Give every entry again, word for word and in full.

**********

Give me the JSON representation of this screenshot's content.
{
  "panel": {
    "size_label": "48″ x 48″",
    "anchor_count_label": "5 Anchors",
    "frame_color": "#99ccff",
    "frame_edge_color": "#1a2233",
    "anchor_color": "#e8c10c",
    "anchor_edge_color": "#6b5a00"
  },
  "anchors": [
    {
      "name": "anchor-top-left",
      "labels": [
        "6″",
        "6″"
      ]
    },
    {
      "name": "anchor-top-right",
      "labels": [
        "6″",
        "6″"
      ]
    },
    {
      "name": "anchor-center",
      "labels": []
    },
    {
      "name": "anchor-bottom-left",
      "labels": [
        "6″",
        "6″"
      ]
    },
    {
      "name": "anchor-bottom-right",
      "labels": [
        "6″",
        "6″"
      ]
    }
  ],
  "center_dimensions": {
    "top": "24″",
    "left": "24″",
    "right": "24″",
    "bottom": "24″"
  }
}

**********

**FINISHED ANSWER:**
Give me the JSON representation of this screenshot's content.
{
  "panel": {
    "size_label": "48″ x 48″",
    "anchor_count_label": "5 Anchors",
    "frame_color": "#99ccff",
    "frame_edge_color": "#1a2233",
    "anchor_color": "#e8c10c",
    "anchor_edge_color": "#6b5a00"
  },
  "anchors": [
    {
      "name": "anchor-top-left",
      "labels": [
        "6″",
        "6″"
      ]
    },
    {
      "name": "anchor-top-right",
      "labels": [
        "6″",
        "6″"
      ]
    },
    {
      "name": "anchor-center",
      "labels": []
    },
    {
      "name": "anchor-bottom-left",
      "labels": [
        "6″",
        "6″"
      ]
    },
    {
      "name": "anchor-bottom-right",
      "labels": [
        "6″",
        "6″"
      ]
    }
  ],
  "center_dimensions": {
    "top": "24″",
    "left": "24″",
    "right": "24″",
    "bottom": "24″"
  }
}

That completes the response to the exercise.